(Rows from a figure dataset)
*****

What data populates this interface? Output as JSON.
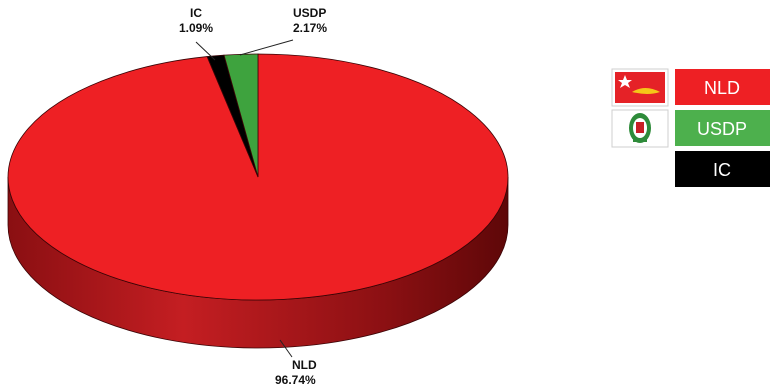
{
  "chart_data": {
    "type": "pie",
    "style": "3d",
    "categories": [
      "NLD",
      "USDP",
      "IC"
    ],
    "values": [
      96.74,
      2.17,
      1.09
    ],
    "value_labels": [
      "96.74%",
      "2.17%",
      "1.09%"
    ],
    "colors": [
      "#ee2024",
      "#3ea33e",
      "#000000"
    ],
    "side_colors": [
      "#b01a1d",
      "#2a7a2a",
      "#000000"
    ],
    "title": "",
    "legend": {
      "position": "right",
      "entries": [
        {
          "label": "NLD",
          "color": "#ee2024",
          "emblem": "nld-flag-icon"
        },
        {
          "label": "USDP",
          "color": "#4db04d",
          "emblem": "usdp-emblem-icon"
        },
        {
          "label": "IC",
          "color": "#000000",
          "emblem": ""
        }
      ]
    }
  }
}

*****

■ The problem
Copy out the entries verbatim and leave the images out.

■ Output of the exercise
What data populates this interface? Output as JSON.
{
  "chart_data": {
    "type": "pie",
    "style": "3d",
    "categories": [
      "NLD",
      "USDP",
      "IC"
    ],
    "values": [
      96.74,
      2.17,
      1.09
    ],
    "value_labels": [
      "96.74%",
      "2.17%",
      "1.09%"
    ],
    "colors": [
      "#ee2024",
      "#3ea33e",
      "#000000"
    ],
    "side_colors": [
      "#b01a1d",
      "#2a7a2a",
      "#000000"
    ],
    "title": "",
    "legend": {
      "position": "right",
      "entries": [
        {
          "label": "NLD",
          "color": "#ee2024",
          "emblem": "nld-flag-icon"
        },
        {
          "label": "USDP",
          "color": "#4db04d",
          "emblem": "usdp-emblem-icon"
        },
        {
          "label": "IC",
          "color": "#000000",
          "emblem": ""
        }
      ]
    }
  }
}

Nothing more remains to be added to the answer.